Stored records:
·····

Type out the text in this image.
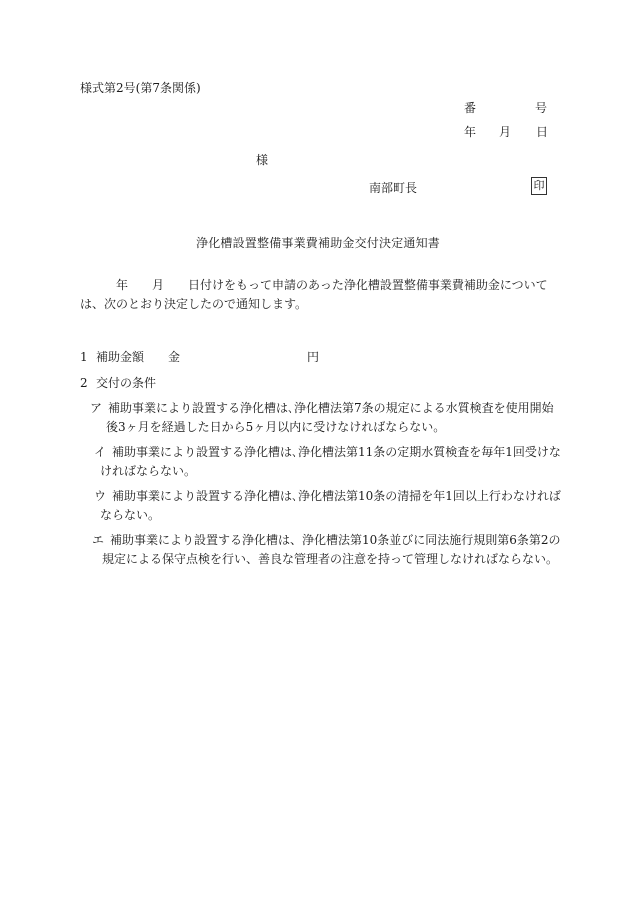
様式第2号(第7条関係)
番	号
年 月 日
様
南部町長	印
浄化槽設置整備事業費補助金交付決定通知書
年 月 日付けをもって申請のあった浄化槽設置整備事業費補助金について
は、次のとおり決定したので通知します。
1 補助金額 金	円
2 交付の条件
ア 補助事業により設置する浄化槽は､浄化槽法第7条の規定による水質検査を使用開始
後3ヶ月を経過した日から5ヶ月以内に受けなければならない｡
イ 補助事業により設置する浄化槽は､浄化槽法第11条の定期水質検査を毎年1回受けな
ければならない｡
ウ 補助事業により設置する浄化槽は､浄化槽法第10条の清掃を年1回以上行わなければ
ならない｡
エ 補助事業により設置する浄化槽は、浄化槽法第10条並びに同法施行規則第6条第2の
規定による保守点検を行い、善良な管理者の注意を持って管理しなければならない。
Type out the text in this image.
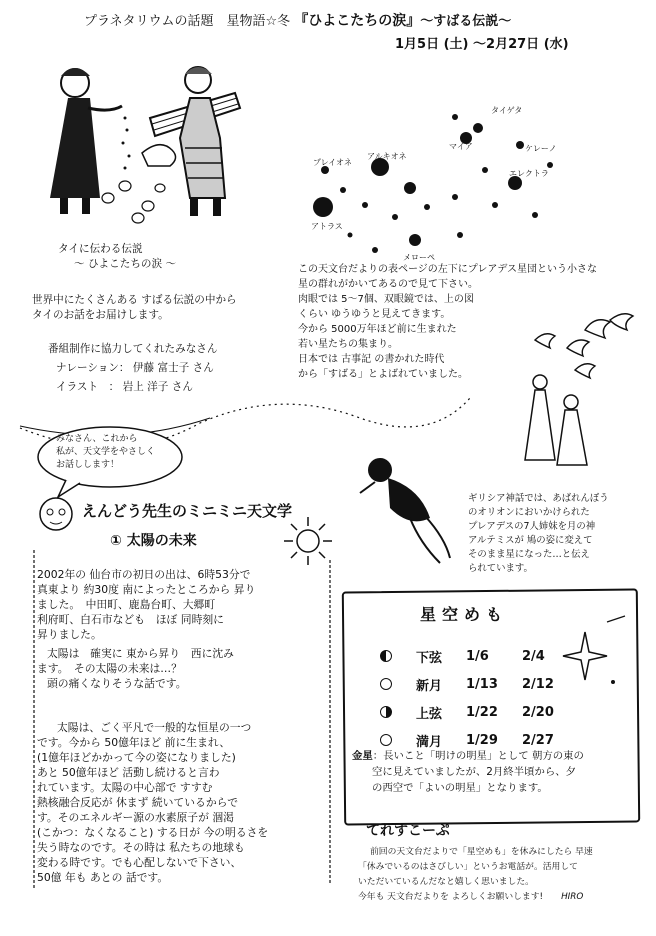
プラネタリウムの話題　星物語☆冬 『ひよこたちの涙』～すばる伝説～
1月5日 (土) ～2月27日 (水)
タイゲタ
マイア	ケレーノ
プレイオネ
アルキオネ
エレクトラ
アトラス
メローペ
タイに伝わる伝説
～ ひよこたちの涙 ～
世界中にたくさんある すばる伝説の中から
タイのお話をお届けします。
番組制作に協力してくれたみなさん
ナレーション： 伊藤 富士子 さん
イラスト　： 岩上 洋子 さん
この天文台だよりの表ページの左下にプレアデス星団という小さな
星の群れがかいてあるので見て下さい。
肉眼では 5～7個、双眼鏡では、上の図
くらい ゆうゆうと見えてきます。
今から 5000万年ほど前に生まれた
若い星たちの集まり。
日本では 古事記 の書かれた時代
から「すばる」とよばれていました。
みなさん、これから
私が、天文学をやさしく
お話しします！
ギリシア神話では、あばれんぼう
のオリオンにおいかけられた
プレアデスの7人姉妹を月の神
アルテミスが 鳩の姿に変えて
そのまま星になった…と伝え
られています。
えんどう先生のミニミニ天文学
① 太陽の未来
2002年の 仙台市の初日の出は、6時53分で
真東より 約30度 南によったところから 昇り
ました。　中田町、鹿島台町、大郷町
利府町、白石市なども　ほぼ 同時刻に
昇りました。
太陽は　確実に 東から昇り　西に沈み
ます。　その太陽の未来は…？
頭の痛くなりそうな話です。
太陽は、ごく平凡で一般的な恒星の一つ
です。今から 50億年ほど 前に生まれ、
(1億年ほどかかって今の姿になりました)
あと 50億年ほど 活動し続けると言わ
れています。太陽の中心部で すすむ
熱核融合反応が 休まず 続いているからで
す。そのエネルギー源の水素原子が 涸渇
(こかつ：なくなること) する日が 今の明るさを
失う時なのです。その時は 私たちの地球も
変わる時です。でも心配しないで下さい、
50億 年も あとの 話です。
星空めも
下弦	1/6	2/4
新月	1/13	2/12
上弦	1/22	2/20
満月	1/29	2/27
金星：長いこと「明けの明星」として 朝方の東の
空に見えていましたが、2月終半頃から、夕
の西空で「よいの明星」となります。
てれすこーぷ
前回の天文台だよりで「星空めも」を休みにしたら 早速
「休みでいるのはさびしい」というお電話が。活用して
いただいているんだなと嬉しく思いました。
今年も 天文台だよりを よろしくお願いします! HIRO
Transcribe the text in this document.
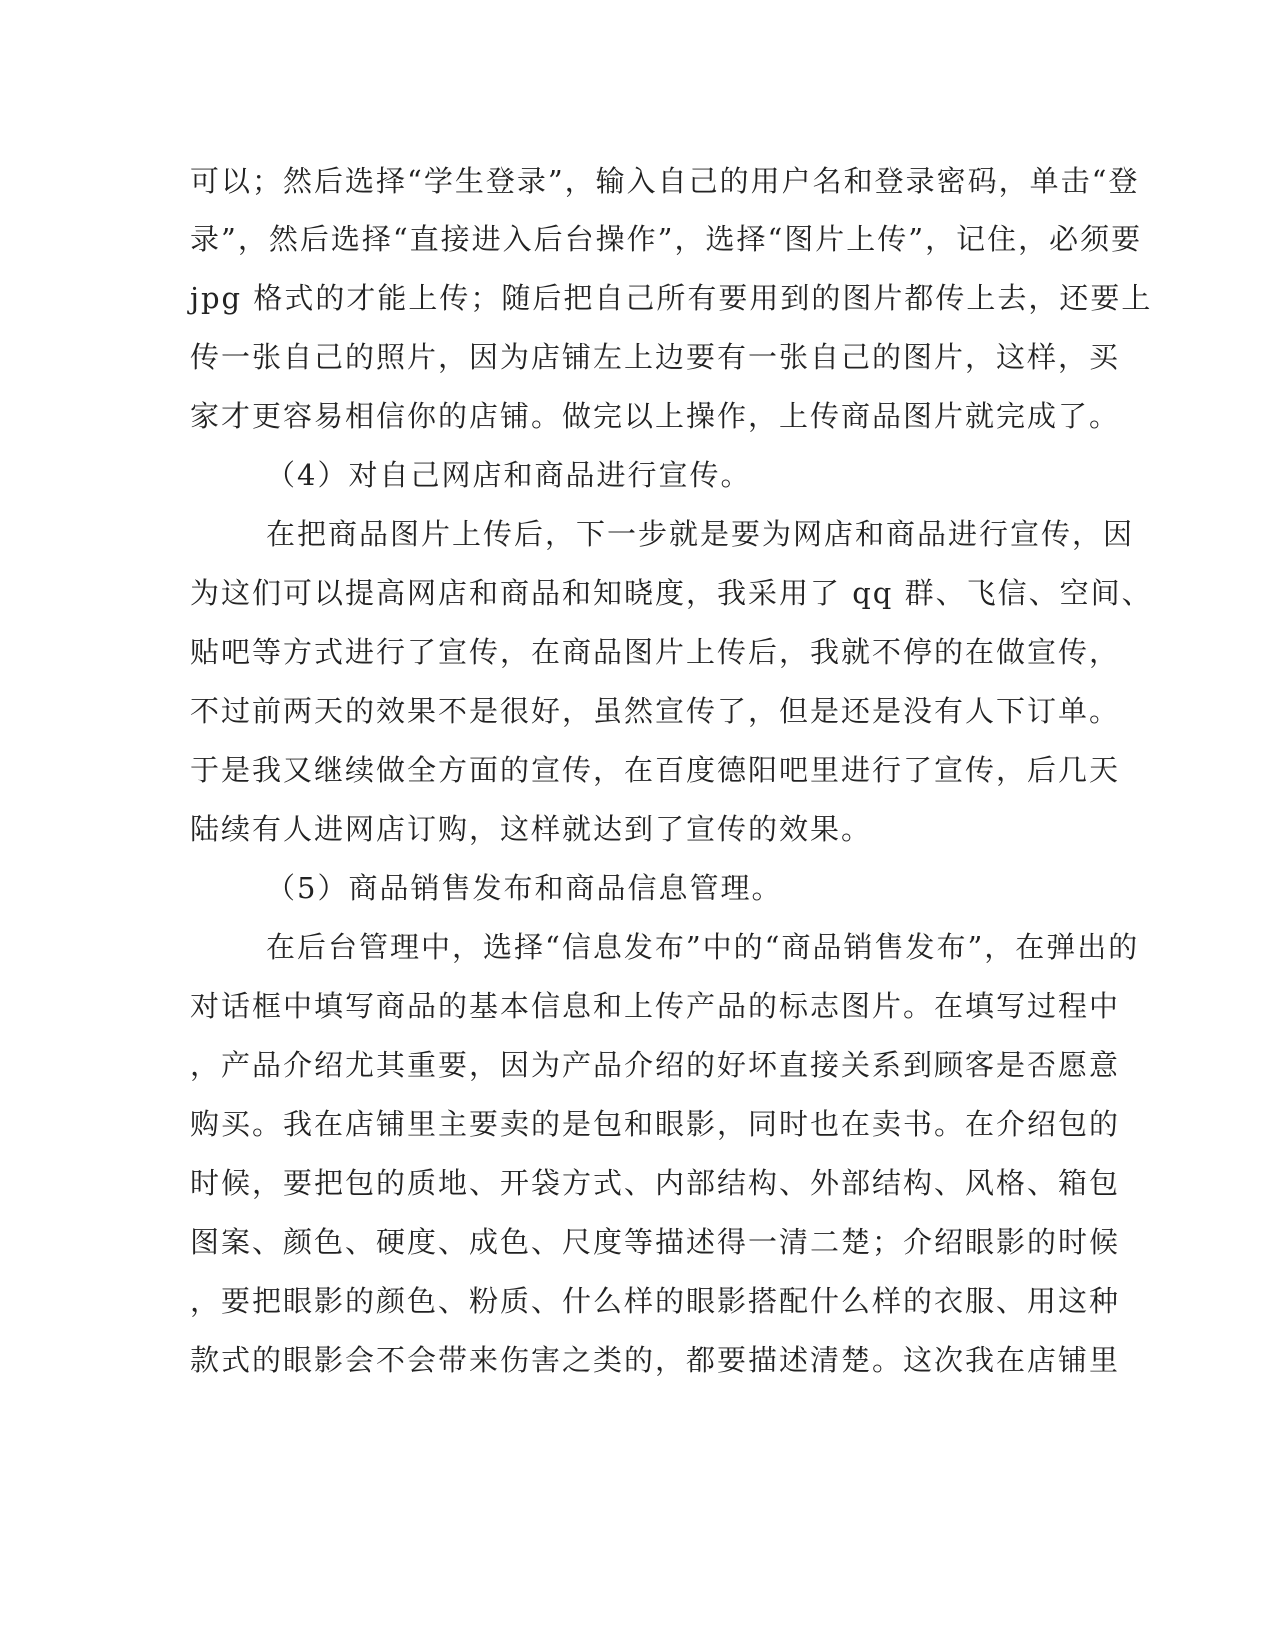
可以；然后选择“学生登录”，输入自己的用户名和登录密码，单击“登
录”，然后选择“直接进入后台操作”，选择“图片上传”，记住，必须要
jpg 格式的才能上传；随后把自己所有要用到的图片都传上去，还要上
传一张自己的照片，因为店铺左上边要有一张自己的图片，这样，买
家才更容易相信你的店铺。做完以上操作，上传商品图片就完成了。
（4）对自己网店和商品进行宣传。
在把商品图片上传后，下一步就是要为网店和商品进行宣传，因
为这们可以提高网店和商品和知晓度，我采用了 qq 群、飞信、空间、
贴吧等方式进行了宣传，在商品图片上传后，我就不停的在做宣传，
不过前两天的效果不是很好，虽然宣传了，但是还是没有人下订单。
于是我又继续做全方面的宣传，在百度德阳吧里进行了宣传，后几天
陆续有人进网店订购，这样就达到了宣传的效果。
（5）商品销售发布和商品信息管理。
在后台管理中，选择“信息发布”中的“商品销售发布”，在弹出的
对话框中填写商品的基本信息和上传产品的标志图片。在填写过程中
，产品介绍尤其重要，因为产品介绍的好坏直接关系到顾客是否愿意
购买。我在店铺里主要卖的是包和眼影，同时也在卖书。在介绍包的
时候，要把包的质地、开袋方式、内部结构、外部结构、风格、箱包
图案、颜色、硬度、成色、尺度等描述得一清二楚；介绍眼影的时候
，要把眼影的颜色、粉质、什么样的眼影搭配什么样的衣服、用这种
款式的眼影会不会带来伤害之类的，都要描述清楚。这次我在店铺里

·····

* Your objective
Lines of the material that contain the word "補助事業により設置する浄化槽は" are to be gathered.

* Correct result
ア 補助事業により設置する浄化槽は､浄化槽法第7条の規定による水質検査を使用開始
イ 補助事業により設置する浄化槽は､浄化槽法第11条の定期水質検査を毎年1回受けな
ウ 補助事業により設置する浄化槽は､浄化槽法第10条の清掃を年1回以上行わなければ
エ 補助事業により設置する浄化槽は、浄化槽法第10条並びに同法施行規則第6条第2の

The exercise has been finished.